◆ Challenge:
For the listing below, give the count of lines containing the string "местного" and nothing else.

◆ Dataset content:

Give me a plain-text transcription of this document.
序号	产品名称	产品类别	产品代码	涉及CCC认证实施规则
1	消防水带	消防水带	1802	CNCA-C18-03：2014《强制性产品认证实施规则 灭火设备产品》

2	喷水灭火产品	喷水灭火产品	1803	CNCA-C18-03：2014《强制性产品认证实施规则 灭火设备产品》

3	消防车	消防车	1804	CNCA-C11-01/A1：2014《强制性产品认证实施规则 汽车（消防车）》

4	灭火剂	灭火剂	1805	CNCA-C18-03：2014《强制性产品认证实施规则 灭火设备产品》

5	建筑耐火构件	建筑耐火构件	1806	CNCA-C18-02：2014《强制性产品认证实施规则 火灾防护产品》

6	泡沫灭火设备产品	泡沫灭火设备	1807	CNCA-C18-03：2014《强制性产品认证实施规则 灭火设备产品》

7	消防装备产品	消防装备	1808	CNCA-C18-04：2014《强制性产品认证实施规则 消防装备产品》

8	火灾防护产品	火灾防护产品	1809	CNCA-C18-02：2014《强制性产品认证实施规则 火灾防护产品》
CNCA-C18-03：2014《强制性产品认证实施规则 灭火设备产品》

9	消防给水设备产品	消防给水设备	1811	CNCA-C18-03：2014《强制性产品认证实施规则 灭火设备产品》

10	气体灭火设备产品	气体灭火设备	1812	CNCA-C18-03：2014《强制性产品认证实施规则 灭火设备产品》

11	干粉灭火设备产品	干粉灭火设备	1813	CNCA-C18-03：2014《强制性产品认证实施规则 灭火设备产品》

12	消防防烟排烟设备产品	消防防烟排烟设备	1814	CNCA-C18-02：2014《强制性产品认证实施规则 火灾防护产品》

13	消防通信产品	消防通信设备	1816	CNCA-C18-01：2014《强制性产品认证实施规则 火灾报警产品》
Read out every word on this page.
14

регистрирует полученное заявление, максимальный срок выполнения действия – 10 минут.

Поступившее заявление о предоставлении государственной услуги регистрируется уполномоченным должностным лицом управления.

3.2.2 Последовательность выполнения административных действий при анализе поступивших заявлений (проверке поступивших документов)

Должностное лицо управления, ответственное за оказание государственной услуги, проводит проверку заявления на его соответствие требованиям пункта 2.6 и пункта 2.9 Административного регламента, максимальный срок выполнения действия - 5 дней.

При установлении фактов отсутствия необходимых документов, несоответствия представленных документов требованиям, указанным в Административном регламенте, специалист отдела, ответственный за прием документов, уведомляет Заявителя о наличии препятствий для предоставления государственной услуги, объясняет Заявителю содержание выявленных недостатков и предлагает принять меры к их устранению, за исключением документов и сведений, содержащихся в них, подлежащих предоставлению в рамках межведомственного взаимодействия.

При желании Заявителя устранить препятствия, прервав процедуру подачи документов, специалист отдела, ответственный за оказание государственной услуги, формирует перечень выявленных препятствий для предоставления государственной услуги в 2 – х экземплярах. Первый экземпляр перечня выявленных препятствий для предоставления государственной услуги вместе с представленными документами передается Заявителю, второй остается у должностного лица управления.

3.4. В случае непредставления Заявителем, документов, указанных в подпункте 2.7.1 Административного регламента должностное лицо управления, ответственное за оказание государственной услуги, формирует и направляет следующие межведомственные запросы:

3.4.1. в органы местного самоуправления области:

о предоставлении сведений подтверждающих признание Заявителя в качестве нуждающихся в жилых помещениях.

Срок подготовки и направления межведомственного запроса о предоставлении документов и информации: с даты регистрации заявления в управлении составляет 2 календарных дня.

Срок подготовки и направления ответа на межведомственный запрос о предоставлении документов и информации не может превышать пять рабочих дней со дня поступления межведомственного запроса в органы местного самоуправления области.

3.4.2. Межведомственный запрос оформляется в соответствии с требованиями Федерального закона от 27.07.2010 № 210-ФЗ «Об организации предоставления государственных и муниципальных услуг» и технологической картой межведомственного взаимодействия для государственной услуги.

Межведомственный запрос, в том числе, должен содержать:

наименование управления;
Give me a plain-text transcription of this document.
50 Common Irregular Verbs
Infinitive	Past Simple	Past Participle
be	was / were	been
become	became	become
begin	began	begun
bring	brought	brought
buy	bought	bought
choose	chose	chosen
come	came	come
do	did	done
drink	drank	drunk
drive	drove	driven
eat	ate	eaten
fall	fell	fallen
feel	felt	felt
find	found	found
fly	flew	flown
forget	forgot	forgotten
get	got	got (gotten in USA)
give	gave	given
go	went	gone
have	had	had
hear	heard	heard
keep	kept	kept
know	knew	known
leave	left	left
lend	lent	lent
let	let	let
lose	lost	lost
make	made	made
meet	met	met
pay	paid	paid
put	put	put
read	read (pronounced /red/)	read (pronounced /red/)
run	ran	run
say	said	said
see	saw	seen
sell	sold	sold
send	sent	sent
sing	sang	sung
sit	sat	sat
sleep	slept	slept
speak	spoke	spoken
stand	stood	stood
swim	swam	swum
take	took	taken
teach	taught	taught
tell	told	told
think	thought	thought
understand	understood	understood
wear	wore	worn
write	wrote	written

◆ Solution for this task:
2